Dataset items:

----

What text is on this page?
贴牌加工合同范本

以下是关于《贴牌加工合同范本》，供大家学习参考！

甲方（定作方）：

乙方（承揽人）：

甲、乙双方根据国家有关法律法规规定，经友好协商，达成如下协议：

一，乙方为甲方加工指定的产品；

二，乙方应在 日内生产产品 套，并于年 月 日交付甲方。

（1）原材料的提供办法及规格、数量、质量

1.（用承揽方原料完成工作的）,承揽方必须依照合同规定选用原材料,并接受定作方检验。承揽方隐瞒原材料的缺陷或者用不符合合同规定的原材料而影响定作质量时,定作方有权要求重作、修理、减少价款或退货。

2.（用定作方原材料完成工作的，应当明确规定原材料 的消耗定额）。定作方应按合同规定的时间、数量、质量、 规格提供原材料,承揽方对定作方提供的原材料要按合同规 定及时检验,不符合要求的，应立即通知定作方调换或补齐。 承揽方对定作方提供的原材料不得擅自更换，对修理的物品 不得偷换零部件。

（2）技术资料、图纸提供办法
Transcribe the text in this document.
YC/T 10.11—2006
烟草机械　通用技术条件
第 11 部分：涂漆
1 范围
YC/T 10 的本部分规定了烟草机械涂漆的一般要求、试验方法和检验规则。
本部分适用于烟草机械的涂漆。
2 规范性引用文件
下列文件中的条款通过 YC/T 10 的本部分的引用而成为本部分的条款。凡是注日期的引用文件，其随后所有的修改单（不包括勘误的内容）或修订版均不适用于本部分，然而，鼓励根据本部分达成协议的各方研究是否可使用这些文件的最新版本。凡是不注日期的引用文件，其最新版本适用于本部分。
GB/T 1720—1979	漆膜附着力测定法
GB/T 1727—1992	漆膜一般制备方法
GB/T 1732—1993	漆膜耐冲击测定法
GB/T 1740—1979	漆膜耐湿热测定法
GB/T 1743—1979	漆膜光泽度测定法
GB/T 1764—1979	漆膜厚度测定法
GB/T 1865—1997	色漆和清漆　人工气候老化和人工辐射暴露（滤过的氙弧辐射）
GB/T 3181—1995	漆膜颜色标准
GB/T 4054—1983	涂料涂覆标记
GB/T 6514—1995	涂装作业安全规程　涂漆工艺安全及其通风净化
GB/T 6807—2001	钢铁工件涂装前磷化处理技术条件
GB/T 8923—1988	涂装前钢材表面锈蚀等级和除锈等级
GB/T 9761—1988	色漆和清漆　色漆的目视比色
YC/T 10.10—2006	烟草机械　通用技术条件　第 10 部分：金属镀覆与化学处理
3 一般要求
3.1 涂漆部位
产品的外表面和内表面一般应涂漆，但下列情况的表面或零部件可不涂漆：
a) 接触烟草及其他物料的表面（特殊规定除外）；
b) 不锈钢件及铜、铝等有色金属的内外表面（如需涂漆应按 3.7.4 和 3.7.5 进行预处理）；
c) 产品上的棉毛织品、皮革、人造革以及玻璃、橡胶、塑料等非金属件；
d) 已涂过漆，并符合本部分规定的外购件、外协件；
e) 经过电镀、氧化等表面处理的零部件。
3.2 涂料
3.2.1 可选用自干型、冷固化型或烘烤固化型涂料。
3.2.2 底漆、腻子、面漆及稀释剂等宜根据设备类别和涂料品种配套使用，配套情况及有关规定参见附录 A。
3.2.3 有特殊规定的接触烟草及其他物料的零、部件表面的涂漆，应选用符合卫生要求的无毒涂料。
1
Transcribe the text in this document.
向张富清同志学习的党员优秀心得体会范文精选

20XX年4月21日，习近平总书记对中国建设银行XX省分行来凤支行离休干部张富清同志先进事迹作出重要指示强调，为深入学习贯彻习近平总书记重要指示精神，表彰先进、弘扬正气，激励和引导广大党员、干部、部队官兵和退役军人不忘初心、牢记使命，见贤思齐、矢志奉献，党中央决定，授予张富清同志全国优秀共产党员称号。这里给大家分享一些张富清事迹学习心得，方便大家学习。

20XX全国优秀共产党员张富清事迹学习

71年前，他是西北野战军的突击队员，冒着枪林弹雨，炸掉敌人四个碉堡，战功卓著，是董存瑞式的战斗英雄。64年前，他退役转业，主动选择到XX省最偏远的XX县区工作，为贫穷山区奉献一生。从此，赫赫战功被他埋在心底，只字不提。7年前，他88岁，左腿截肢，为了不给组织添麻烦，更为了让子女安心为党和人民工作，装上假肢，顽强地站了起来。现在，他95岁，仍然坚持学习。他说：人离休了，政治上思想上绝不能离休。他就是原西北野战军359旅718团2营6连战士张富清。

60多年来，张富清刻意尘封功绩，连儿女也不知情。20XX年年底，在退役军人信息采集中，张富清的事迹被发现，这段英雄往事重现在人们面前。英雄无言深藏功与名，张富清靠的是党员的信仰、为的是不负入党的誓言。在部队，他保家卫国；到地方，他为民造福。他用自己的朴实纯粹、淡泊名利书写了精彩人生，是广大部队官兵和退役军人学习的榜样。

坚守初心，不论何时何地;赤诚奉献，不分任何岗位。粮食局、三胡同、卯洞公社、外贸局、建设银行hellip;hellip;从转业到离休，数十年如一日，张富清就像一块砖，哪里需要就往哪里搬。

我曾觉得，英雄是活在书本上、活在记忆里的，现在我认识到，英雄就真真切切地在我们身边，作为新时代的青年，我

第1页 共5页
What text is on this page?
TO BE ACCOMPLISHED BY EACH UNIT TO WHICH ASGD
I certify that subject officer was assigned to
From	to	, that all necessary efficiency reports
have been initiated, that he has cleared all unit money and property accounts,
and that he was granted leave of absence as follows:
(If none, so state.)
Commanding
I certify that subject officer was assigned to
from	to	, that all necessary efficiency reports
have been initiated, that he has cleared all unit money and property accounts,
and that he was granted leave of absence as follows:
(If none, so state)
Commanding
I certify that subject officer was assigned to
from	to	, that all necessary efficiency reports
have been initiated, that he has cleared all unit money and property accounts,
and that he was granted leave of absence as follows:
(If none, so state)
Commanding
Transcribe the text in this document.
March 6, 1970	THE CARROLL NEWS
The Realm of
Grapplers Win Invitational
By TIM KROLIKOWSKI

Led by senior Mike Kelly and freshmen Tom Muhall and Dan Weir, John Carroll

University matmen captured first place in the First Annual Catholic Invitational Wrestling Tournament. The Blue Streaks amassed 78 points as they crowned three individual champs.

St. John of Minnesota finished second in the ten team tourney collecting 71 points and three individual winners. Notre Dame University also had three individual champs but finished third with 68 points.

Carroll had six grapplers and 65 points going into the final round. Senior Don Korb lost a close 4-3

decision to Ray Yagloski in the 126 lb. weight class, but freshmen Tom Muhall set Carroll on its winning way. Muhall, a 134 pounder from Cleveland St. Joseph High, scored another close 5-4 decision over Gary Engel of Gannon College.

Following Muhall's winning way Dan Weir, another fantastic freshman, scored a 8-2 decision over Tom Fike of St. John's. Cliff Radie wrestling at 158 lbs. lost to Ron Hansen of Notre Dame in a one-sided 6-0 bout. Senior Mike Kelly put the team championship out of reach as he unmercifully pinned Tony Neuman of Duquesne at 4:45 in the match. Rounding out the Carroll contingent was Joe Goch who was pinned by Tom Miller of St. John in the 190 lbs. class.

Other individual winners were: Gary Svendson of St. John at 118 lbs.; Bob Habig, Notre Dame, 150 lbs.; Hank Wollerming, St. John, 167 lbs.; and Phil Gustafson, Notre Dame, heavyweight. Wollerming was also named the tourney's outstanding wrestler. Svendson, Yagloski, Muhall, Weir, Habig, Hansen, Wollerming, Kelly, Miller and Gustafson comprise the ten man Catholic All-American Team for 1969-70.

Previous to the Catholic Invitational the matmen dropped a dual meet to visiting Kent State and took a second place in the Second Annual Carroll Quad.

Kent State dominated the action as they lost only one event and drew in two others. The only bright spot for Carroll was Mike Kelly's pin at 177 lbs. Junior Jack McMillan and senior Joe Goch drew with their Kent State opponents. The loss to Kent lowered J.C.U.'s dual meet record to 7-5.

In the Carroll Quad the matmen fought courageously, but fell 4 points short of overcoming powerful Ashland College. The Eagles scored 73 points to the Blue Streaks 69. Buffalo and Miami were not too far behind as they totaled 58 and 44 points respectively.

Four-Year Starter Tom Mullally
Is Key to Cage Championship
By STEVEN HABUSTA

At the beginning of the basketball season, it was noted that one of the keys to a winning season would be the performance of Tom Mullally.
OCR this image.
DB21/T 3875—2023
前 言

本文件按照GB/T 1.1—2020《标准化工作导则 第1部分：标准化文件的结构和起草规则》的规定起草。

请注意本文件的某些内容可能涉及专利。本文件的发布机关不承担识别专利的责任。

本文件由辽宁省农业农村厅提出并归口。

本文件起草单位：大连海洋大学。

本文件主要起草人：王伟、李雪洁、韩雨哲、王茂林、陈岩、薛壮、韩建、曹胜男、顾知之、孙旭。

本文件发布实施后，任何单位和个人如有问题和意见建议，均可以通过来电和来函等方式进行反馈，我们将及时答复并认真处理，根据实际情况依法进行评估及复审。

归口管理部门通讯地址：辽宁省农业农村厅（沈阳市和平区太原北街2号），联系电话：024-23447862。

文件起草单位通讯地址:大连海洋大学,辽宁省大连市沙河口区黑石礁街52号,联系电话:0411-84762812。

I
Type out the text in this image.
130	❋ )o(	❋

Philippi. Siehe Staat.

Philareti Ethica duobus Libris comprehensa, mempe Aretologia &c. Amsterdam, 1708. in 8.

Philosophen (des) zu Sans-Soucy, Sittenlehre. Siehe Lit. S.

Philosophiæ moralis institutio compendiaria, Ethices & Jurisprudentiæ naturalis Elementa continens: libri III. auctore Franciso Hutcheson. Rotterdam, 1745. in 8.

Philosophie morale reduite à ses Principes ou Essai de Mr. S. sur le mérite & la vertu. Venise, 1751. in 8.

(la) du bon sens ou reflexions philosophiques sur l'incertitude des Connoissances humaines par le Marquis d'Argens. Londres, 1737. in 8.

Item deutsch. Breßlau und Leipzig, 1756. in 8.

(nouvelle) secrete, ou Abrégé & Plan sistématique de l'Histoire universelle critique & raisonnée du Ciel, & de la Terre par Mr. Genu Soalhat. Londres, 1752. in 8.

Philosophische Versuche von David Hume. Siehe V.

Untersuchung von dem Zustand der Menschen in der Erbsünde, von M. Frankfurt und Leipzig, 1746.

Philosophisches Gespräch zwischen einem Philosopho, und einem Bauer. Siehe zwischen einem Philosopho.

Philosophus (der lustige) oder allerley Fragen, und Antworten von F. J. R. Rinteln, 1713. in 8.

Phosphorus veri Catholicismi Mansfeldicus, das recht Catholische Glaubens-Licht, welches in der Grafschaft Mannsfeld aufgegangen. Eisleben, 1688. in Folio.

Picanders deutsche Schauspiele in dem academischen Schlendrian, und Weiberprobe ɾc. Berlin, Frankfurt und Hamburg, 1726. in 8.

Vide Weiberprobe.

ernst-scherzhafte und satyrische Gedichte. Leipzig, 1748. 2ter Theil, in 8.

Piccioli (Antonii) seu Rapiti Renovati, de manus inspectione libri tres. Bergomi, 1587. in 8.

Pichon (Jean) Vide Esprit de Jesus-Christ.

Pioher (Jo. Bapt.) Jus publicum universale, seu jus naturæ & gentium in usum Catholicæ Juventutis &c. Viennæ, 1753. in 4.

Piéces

----

▸ Aim: Locate the word "Vide" in the records above, and return each line that has it.

▸ Result of this exercise:
Vide Weiberprobe.
Pichon (Jean) Vide Esprit de Jesus-Christ.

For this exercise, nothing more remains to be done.